_JOB_: Write the records out again exactly, leaving no images in.

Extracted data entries
* * * * *
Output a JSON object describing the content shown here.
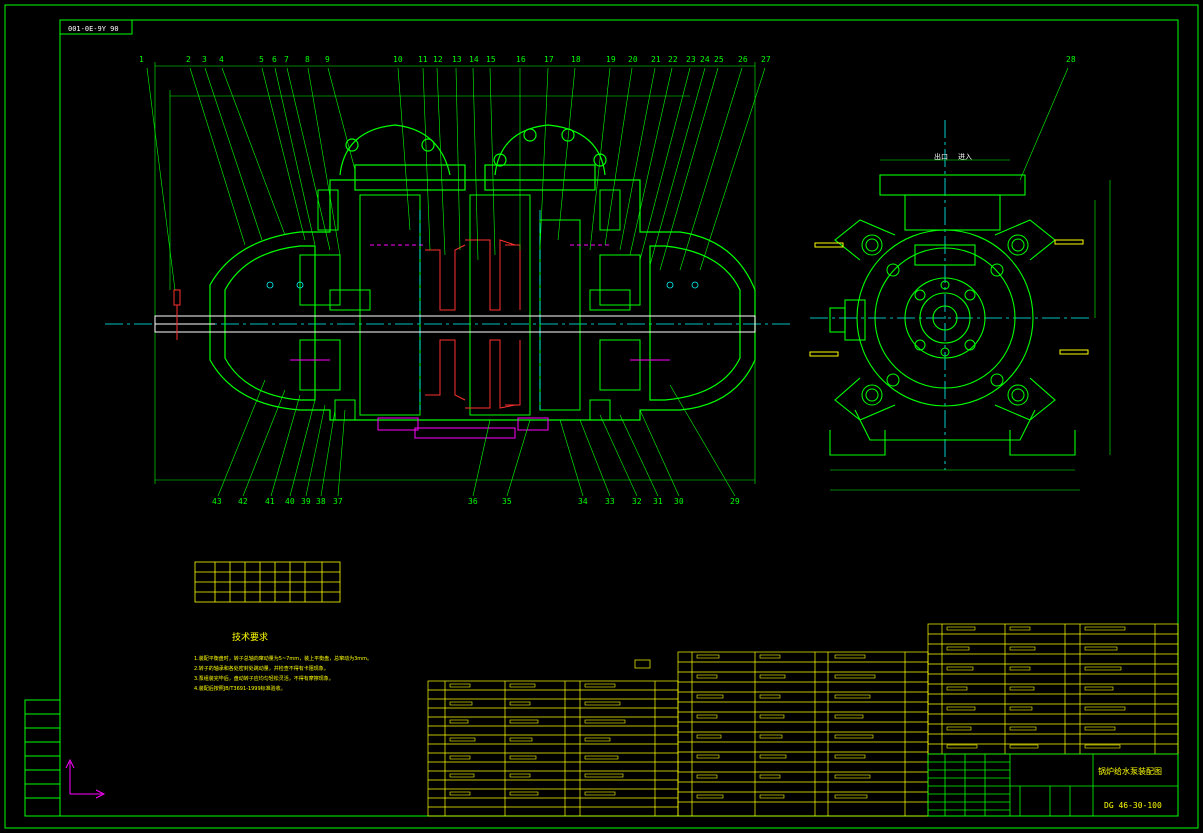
{
  "drawing": {
    "code_stamp": "001-0E-9Y  90",
    "part_number_top_row": [
      "1",
      "2",
      "3",
      "4",
      "5",
      "6",
      "7",
      "8",
      "9",
      "10",
      "11",
      "12",
      "13",
      "14",
      "15",
      "16",
      "17",
      "18",
      "19",
      "20",
      "21",
      "22",
      "23",
      "24",
      "25",
      "26",
      "27"
    ],
    "part_number_side": [
      "28"
    ],
    "part_number_bottom_row": [
      "43",
      "42",
      "41",
      "40",
      "39",
      "38",
      "37",
      "36",
      "35",
      "34",
      "33",
      "32",
      "31",
      "30",
      "29"
    ],
    "title_block_name": "锅炉给水泵装配图",
    "title_block_code": "DG 46-30-100",
    "tech_req_heading": "技术要求",
    "tech_req_lines": [
      "1.装配平衡盘时，转子总轴向窜动量为5~7mm，装上平衡盘，总窜动为3mm。",
      "2.转子的轴承和各处密封处跳动量，并检查不得有卡阻现象。",
      "3.泵组装完毕后，盘动转子应均匀轻松灵活，不得有摩擦现象。",
      "4.装配后按照JB/T3691-1999标准验收。"
    ],
    "side_view_labels": [
      "出口",
      "进入"
    ]
  },
  "colors": {
    "background": "#000000",
    "outline": "#00ff00",
    "centerline": "#00ffff",
    "text": "#ffff00",
    "hidden": "#ff00ff",
    "section": "#ff3030",
    "white": "#ffffff"
  }
}
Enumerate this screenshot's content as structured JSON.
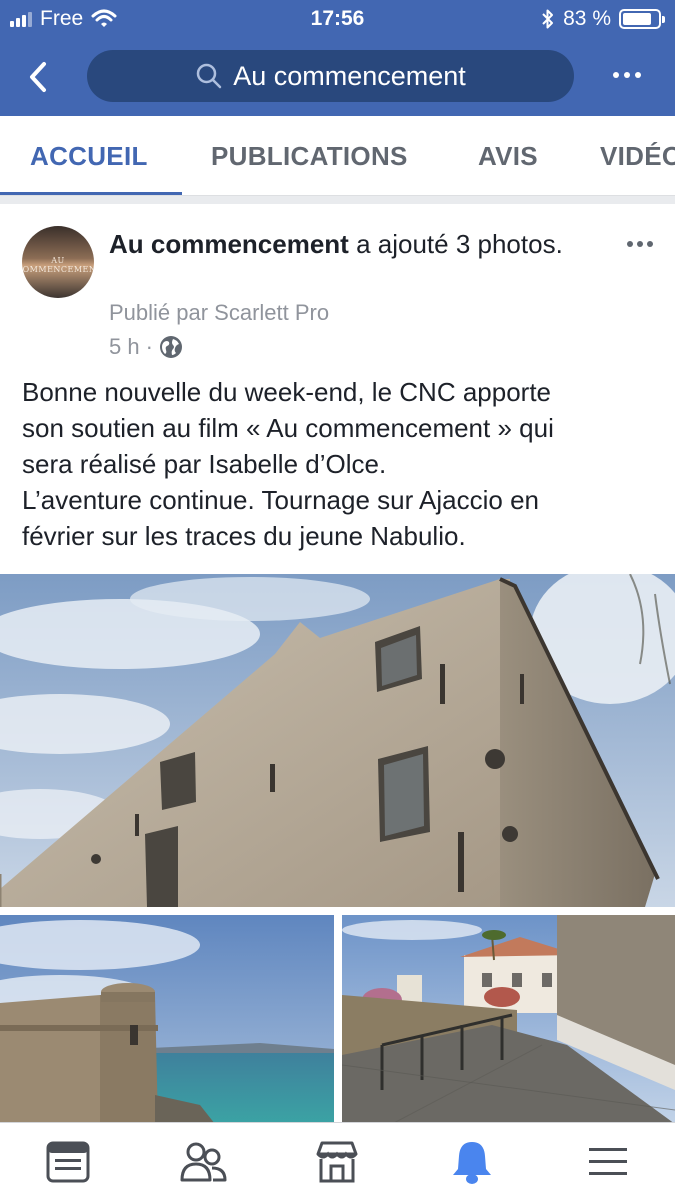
{
  "status_bar": {
    "carrier": "Free",
    "time": "17:56",
    "battery_percent": "83 %",
    "battery_level": 0.83
  },
  "header": {
    "search_text": "Au commencement",
    "brand_color": "#4267b2"
  },
  "tabs": [
    {
      "label": "ACCUEIL",
      "active": true
    },
    {
      "label": "PUBLICATIONS",
      "active": false
    },
    {
      "label": "AVIS",
      "active": false
    },
    {
      "label": "VIDÉOS",
      "active": false
    }
  ],
  "post": {
    "avatar_text": "AU COMMENCEMENT",
    "page_name": "Au commencement",
    "action_text": "a ajouté 3 photos.",
    "published_by": "Publié par Scarlett Pro",
    "time_ago": "5 h",
    "separator": "·",
    "body_lines": [
      "Bonne nouvelle du week-end, le CNC apporte",
      "son soutien au film « Au commencement » qui",
      "sera réalisé par Isabelle d’Olce.",
      "L’aventure continue. Tournage sur Ajaccio  en",
      "février sur les traces du jeune Nabulio."
    ],
    "photo_count": 3
  },
  "bottom_nav": [
    {
      "icon": "news-feed-icon",
      "active": false
    },
    {
      "icon": "friends-icon",
      "active": false
    },
    {
      "icon": "marketplace-icon",
      "active": false
    },
    {
      "icon": "notifications-bell-icon",
      "active": true
    },
    {
      "icon": "menu-icon",
      "active": false
    }
  ]
}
* * * * *
_THE OUTPUT_:
Output a JSON object describing the content shown here.
{
  "drawing": {
    "code_stamp": "001-0E-9Y  90",
    "part_number_top_row": [
      "1",
      "2",
      "3",
      "4",
      "5",
      "6",
      "7",
      "8",
      "9",
      "10",
      "11",
      "12",
      "13",
      "14",
      "15",
      "16",
      "17",
      "18",
      "19",
      "20",
      "21",
      "22",
      "23",
      "24",
      "25",
      "26",
      "27"
    ],
    "part_number_side": [
      "28"
    ],
    "part_number_bottom_row": [
      "43",
      "42",
      "41",
      "40",
      "39",
      "38",
      "37",
      "36",
      "35",
      "34",
      "33",
      "32",
      "31",
      "30",
      "29"
    ],
    "title_block_name": "锅炉给水泵装配图",
    "title_block_code": "DG 46-30-100",
    "tech_req_heading": "技术要求",
    "tech_req_lines": [
      "1.装配平衡盘时，转子总轴向窜动量为5~7mm，装上平衡盘，总窜动为3mm。",
      "2.转子的轴承和各处密封处跳动量，并检查不得有卡阻现象。",
      "3.泵组装完毕后，盘动转子应均匀轻松灵活，不得有摩擦现象。",
      "4.装配后按照JB/T3691-1999标准验收。"
    ],
    "side_view_labels": [
      "出口",
      "进入"
    ]
  },
  "colors": {
    "background": "#000000",
    "outline": "#00ff00",
    "centerline": "#00ffff",
    "text": "#ffff00",
    "hidden": "#ff00ff",
    "section": "#ff3030",
    "white": "#ffffff"
  }
}
Enumerate this screenshot's content as structured JSON.
{
  "status_bar": {
    "carrier": "Free",
    "time": "17:56",
    "battery_percent": "83 %",
    "battery_level": 0.83
  },
  "header": {
    "search_text": "Au commencement",
    "brand_color": "#4267b2"
  },
  "tabs": [
    {
      "label": "ACCUEIL",
      "active": true
    },
    {
      "label": "PUBLICATIONS",
      "active": false
    },
    {
      "label": "AVIS",
      "active": false
    },
    {
      "label": "VIDÉOS",
      "active": false
    }
  ],
  "post": {
    "avatar_text": "AU COMMENCEMENT",
    "page_name": "Au commencement",
    "action_text": "a ajouté 3 photos.",
    "published_by": "Publié par Scarlett Pro",
    "time_ago": "5 h",
    "separator": "·",
    "body_lines": [
      "Bonne nouvelle du week-end, le CNC apporte",
      "son soutien au film « Au commencement » qui",
      "sera réalisé par Isabelle d’Olce.",
      "L’aventure continue. Tournage sur Ajaccio  en",
      "février sur les traces du jeune Nabulio."
    ],
    "photo_count": 3
  },
  "bottom_nav": [
    {
      "icon": "news-feed-icon",
      "active": false
    },
    {
      "icon": "friends-icon",
      "active": false
    },
    {
      "icon": "marketplace-icon",
      "active": false
    },
    {
      "icon": "notifications-bell-icon",
      "active": true
    },
    {
      "icon": "menu-icon",
      "active": false
    }
  ]
}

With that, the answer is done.